** BRIEF **
All entries below are to be set down again, identical to the source.

** STORED ROWS **
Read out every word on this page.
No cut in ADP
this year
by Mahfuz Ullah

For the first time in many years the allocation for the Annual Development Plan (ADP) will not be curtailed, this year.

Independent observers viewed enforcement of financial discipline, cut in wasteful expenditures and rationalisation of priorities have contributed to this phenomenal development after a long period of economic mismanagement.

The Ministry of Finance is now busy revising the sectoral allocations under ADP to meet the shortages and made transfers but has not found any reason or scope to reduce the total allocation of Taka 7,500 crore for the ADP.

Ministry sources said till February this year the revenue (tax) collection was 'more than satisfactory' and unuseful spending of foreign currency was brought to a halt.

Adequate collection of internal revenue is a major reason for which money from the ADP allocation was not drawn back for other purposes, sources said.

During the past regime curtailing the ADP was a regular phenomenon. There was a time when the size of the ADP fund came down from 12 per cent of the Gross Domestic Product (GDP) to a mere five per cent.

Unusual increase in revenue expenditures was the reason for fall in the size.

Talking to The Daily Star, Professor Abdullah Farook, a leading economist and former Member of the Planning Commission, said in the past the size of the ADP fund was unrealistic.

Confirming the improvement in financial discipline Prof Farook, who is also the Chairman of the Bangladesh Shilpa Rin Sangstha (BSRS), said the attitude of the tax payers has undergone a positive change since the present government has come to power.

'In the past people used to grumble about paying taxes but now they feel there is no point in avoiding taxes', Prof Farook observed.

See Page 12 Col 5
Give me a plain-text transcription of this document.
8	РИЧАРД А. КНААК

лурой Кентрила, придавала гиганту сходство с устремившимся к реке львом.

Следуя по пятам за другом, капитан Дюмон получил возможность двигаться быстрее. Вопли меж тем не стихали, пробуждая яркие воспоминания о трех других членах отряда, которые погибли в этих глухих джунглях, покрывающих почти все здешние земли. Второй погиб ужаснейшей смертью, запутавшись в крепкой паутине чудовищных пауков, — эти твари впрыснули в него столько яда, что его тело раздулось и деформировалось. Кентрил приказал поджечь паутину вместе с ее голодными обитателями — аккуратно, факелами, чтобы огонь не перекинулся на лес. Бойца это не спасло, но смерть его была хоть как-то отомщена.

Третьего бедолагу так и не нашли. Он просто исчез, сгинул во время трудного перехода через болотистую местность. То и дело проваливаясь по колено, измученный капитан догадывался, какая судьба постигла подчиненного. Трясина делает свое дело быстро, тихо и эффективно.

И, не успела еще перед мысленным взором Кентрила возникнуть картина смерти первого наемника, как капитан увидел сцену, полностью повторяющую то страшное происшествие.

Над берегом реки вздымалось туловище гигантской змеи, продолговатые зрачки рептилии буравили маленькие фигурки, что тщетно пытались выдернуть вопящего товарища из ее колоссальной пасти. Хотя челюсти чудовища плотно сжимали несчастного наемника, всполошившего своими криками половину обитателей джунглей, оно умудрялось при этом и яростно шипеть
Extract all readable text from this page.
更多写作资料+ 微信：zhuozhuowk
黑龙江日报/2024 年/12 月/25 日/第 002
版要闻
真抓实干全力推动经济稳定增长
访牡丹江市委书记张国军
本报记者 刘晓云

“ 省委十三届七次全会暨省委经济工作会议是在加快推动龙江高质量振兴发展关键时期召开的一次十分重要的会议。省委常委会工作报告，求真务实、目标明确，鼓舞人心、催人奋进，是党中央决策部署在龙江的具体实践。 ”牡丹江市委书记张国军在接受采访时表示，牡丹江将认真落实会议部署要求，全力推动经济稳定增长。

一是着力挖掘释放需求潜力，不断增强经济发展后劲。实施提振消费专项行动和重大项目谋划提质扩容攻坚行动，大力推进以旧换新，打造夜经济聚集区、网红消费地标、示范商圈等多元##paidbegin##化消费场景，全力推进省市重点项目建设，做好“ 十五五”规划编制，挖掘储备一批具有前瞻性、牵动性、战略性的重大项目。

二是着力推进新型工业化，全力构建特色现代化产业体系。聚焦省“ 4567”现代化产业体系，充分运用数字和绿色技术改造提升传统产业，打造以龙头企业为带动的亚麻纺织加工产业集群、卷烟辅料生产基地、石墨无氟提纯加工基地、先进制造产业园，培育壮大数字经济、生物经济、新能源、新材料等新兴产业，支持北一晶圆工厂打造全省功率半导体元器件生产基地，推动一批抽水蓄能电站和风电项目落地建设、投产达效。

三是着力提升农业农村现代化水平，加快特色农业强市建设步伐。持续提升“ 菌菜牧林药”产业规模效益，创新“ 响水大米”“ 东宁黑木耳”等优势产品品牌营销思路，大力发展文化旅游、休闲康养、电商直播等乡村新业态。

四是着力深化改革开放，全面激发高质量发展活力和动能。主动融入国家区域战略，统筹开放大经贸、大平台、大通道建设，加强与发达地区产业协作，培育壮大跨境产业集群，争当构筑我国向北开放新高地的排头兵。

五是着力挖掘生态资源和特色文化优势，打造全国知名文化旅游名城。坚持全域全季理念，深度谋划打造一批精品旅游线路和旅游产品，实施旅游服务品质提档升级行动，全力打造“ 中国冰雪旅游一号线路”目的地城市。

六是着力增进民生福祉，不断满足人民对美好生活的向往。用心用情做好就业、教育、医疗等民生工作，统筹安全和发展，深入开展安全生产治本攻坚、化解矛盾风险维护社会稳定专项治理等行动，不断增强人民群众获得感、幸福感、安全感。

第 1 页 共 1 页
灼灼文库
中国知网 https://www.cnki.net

** SOLUTION TO THE EXERCISE **
Read out every word on this page.
No cut in ADP
this year
by Mahfuz Ullah

For the first time in many years the allocation for the Annual Development Plan (ADP) will not be curtailed, this year.

Independent observers viewed enforcement of financial discipline, cut in wasteful expenditures and rationalisation of priorities have contributed to this phenomenal development after a long period of economic mismanagement.

The Ministry of Finance is now busy revising the sectoral allocations under ADP to meet the shortages and made transfers but has not found any reason or scope to reduce the total allocation of Taka 7,500 crore for the ADP.

Ministry sources said till February this year the revenue (tax) collection was 'more than satisfactory' and unuseful spending of foreign currency was brought to a halt.

Adequate collection of internal revenue is a major reason for which money from the ADP allocation was not drawn back for other purposes, sources said.

During the past regime curtailing the ADP was a regular phenomenon. There was a time when the size of the ADP fund came down from 12 per cent of the Gross Domestic Product (GDP) to a mere five per cent.

Unusual increase in revenue expenditures was the reason for fall in the size.

Talking to The Daily Star, Professor Abdullah Farook, a leading economist and former Member of the Planning Commission, said in the past the size of the ADP fund was unrealistic.

Confirming the improvement in financial discipline Prof Farook, who is also the Chairman of the Bangladesh Shilpa Rin Sangstha (BSRS), said the attitude of the tax payers has undergone a positive change since the present government has come to power.

'In the past people used to grumble about paying taxes but now they feel there is no point in avoiding taxes', Prof Farook observed.

See Page 12 Col 5
Give me a plain-text transcription of this document.
8	РИЧАРД А. КНААК

лурой Кентрила, придавала гиганту сходство с устремившимся к реке львом.

Следуя по пятам за другом, капитан Дюмон получил возможность двигаться быстрее. Вопли меж тем не стихали, пробуждая яркие воспоминания о трех других членах отряда, которые погибли в этих глухих джунглях, покрывающих почти все здешние земли. Второй погиб ужаснейшей смертью, запутавшись в крепкой паутине чудовищных пауков, — эти твари впрыснули в него столько яда, что его тело раздулось и деформировалось. Кентрил приказал поджечь паутину вместе с ее голодными обитателями — аккуратно, факелами, чтобы огонь не перекинулся на лес. Бойца это не спасло, но смерть его была хоть как-то отомщена.

Третьего бедолагу так и не нашли. Он просто исчез, сгинул во время трудного перехода через болотистую местность. То и дело проваливаясь по колено, измученный капитан догадывался, какая судьба постигла подчиненного. Трясина делает свое дело быстро, тихо и эффективно.

И, не успела еще перед мысленным взором Кентрила возникнуть картина смерти первого наемника, как капитан увидел сцену, полностью повторяющую то страшное происшествие.

Над берегом реки вздымалось туловище гигантской змеи, продолговатые зрачки рептилии буравили маленькие фигурки, что тщетно пытались выдернуть вопящего товарища из ее колоссальной пасти. Хотя челюсти чудовища плотно сжимали несчастного наемника, всполошившего своими криками половину обитателей джунглей, оно умудрялось при этом и яростно шипеть
Extract all readable text from this page.
更多写作资料+ 微信：zhuozhuowk
黑龙江日报/2024 年/12 月/25 日/第 002
版要闻
真抓实干全力推动经济稳定增长
访牡丹江市委书记张国军
本报记者 刘晓云

“ 省委十三届七次全会暨省委经济工作会议是在加快推动龙江高质量振兴发展关键时期召开的一次十分重要的会议。省委常委会工作报告，求真务实、目标明确，鼓舞人心、催人奋进，是党中央决策部署在龙江的具体实践。 ”牡丹江市委书记张国军在接受采访时表示，牡丹江将认真落实会议部署要求，全力推动经济稳定增长。

一是着力挖掘释放需求潜力，不断增强经济发展后劲。实施提振消费专项行动和重大项目谋划提质扩容攻坚行动，大力推进以旧换新，打造夜经济聚集区、网红消费地标、示范商圈等多元##paidbegin##化消费场景，全力推进省市重点项目建设，做好“ 十五五”规划编制，挖掘储备一批具有前瞻性、牵动性、战略性的重大项目。

二是着力推进新型工业化，全力构建特色现代化产业体系。聚焦省“ 4567”现代化产业体系，充分运用数字和绿色技术改造提升传统产业，打造以龙头企业为带动的亚麻纺织加工产业集群、卷烟辅料生产基地、石墨无氟提纯加工基地、先进制造产业园，培育壮大数字经济、生物经济、新能源、新材料等新兴产业，支持北一晶圆工厂打造全省功率半导体元器件生产基地，推动一批抽水蓄能电站和风电项目落地建设、投产达效。

三是着力提升农业农村现代化水平，加快特色农业强市建设步伐。持续提升“ 菌菜牧林药”产业规模效益，创新“ 响水大米”“ 东宁黑木耳”等优势产品品牌营销思路，大力发展文化旅游、休闲康养、电商直播等乡村新业态。

四是着力深化改革开放，全面激发高质量发展活力和动能。主动融入国家区域战略，统筹开放大经贸、大平台、大通道建设，加强与发达地区产业协作，培育壮大跨境产业集群，争当构筑我国向北开放新高地的排头兵。

五是着力挖掘生态资源和特色文化优势，打造全国知名文化旅游名城。坚持全域全季理念，深度谋划打造一批精品旅游线路和旅游产品，实施旅游服务品质提档升级行动，全力打造“ 中国冰雪旅游一号线路”目的地城市。

六是着力增进民生福祉，不断满足人民对美好生活的向往。用心用情做好就业、教育、医疗等民生工作，统筹安全和发展，深入开展安全生产治本攻坚、化解矛盾风险维护社会稳定专项治理等行动，不断增强人民群众获得感、幸福感、安全感。

第 1 页 共 1 页
灼灼文库
中国知网 https://www.cnki.net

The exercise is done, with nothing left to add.